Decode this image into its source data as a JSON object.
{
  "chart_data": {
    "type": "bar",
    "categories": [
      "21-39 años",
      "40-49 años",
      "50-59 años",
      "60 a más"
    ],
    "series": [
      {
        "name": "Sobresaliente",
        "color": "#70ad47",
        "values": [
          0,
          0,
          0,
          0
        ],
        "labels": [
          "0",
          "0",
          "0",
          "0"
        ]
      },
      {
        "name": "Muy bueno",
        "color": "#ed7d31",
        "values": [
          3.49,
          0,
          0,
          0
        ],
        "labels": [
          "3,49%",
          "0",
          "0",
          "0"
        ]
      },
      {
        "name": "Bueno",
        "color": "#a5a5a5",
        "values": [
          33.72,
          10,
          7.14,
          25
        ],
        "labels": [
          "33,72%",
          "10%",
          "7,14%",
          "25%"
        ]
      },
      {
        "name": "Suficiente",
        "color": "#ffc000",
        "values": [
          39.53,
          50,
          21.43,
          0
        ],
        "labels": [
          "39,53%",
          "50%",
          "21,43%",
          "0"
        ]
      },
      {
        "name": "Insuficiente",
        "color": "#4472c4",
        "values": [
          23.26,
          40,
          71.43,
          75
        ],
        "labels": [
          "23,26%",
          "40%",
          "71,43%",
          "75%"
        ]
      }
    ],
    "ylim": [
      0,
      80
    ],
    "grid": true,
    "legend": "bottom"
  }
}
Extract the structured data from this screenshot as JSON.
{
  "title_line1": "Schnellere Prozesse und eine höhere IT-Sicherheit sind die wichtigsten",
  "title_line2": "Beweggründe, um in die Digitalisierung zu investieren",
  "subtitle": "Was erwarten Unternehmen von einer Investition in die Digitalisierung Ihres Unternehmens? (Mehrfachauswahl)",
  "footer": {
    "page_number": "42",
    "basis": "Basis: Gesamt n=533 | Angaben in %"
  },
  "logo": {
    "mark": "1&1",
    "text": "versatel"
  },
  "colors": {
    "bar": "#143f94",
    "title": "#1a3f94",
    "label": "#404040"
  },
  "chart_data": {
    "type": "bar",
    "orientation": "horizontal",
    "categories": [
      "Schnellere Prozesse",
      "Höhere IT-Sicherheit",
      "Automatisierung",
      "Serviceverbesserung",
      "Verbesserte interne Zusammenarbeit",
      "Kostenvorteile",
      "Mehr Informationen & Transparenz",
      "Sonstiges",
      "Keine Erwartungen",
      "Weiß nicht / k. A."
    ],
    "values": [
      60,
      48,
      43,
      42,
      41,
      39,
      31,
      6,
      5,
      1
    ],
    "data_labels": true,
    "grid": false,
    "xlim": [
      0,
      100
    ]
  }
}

◆ ◆ ◆

### Short exercise
Repeat every line of the records above exactly.

### Answer to the task
Decode this image into its source data as a JSON object.
{
  "chart_data": {
    "type": "bar",
    "categories": [
      "21-39 años",
      "40-49 años",
      "50-59 años",
      "60 a más"
    ],
    "series": [
      {
        "name": "Sobresaliente",
        "color": "#70ad47",
        "values": [
          0,
          0,
          0,
          0
        ],
        "labels": [
          "0",
          "0",
          "0",
          "0"
        ]
      },
      {
        "name": "Muy bueno",
        "color": "#ed7d31",
        "values": [
          3.49,
          0,
          0,
          0
        ],
        "labels": [
          "3,49%",
          "0",
          "0",
          "0"
        ]
      },
      {
        "name": "Bueno",
        "color": "#a5a5a5",
        "values": [
          33.72,
          10,
          7.14,
          25
        ],
        "labels": [
          "33,72%",
          "10%",
          "7,14%",
          "25%"
        ]
      },
      {
        "name": "Suficiente",
        "color": "#ffc000",
        "values": [
          39.53,
          50,
          21.43,
          0
        ],
        "labels": [
          "39,53%",
          "50%",
          "21,43%",
          "0"
        ]
      },
      {
        "name": "Insuficiente",
        "color": "#4472c4",
        "values": [
          23.26,
          40,
          71.43,
          75
        ],
        "labels": [
          "23,26%",
          "40%",
          "71,43%",
          "75%"
        ]
      }
    ],
    "ylim": [
      0,
      80
    ],
    "grid": true,
    "legend": "bottom"
  }
}
Extract the structured data from this screenshot as JSON.
{
  "title_line1": "Schnellere Prozesse und eine höhere IT-Sicherheit sind die wichtigsten",
  "title_line2": "Beweggründe, um in die Digitalisierung zu investieren",
  "subtitle": "Was erwarten Unternehmen von einer Investition in die Digitalisierung Ihres Unternehmens? (Mehrfachauswahl)",
  "footer": {
    "page_number": "42",
    "basis": "Basis: Gesamt n=533 | Angaben in %"
  },
  "logo": {
    "mark": "1&1",
    "text": "versatel"
  },
  "colors": {
    "bar": "#143f94",
    "title": "#1a3f94",
    "label": "#404040"
  },
  "chart_data": {
    "type": "bar",
    "orientation": "horizontal",
    "categories": [
      "Schnellere Prozesse",
      "Höhere IT-Sicherheit",
      "Automatisierung",
      "Serviceverbesserung",
      "Verbesserte interne Zusammenarbeit",
      "Kostenvorteile",
      "Mehr Informationen & Transparenz",
      "Sonstiges",
      "Keine Erwartungen",
      "Weiß nicht / k. A."
    ],
    "values": [
      60,
      48,
      43,
      42,
      41,
      39,
      31,
      6,
      5,
      1
    ],
    "data_labels": true,
    "grid": false,
    "xlim": [
      0,
      100
    ]
  }
}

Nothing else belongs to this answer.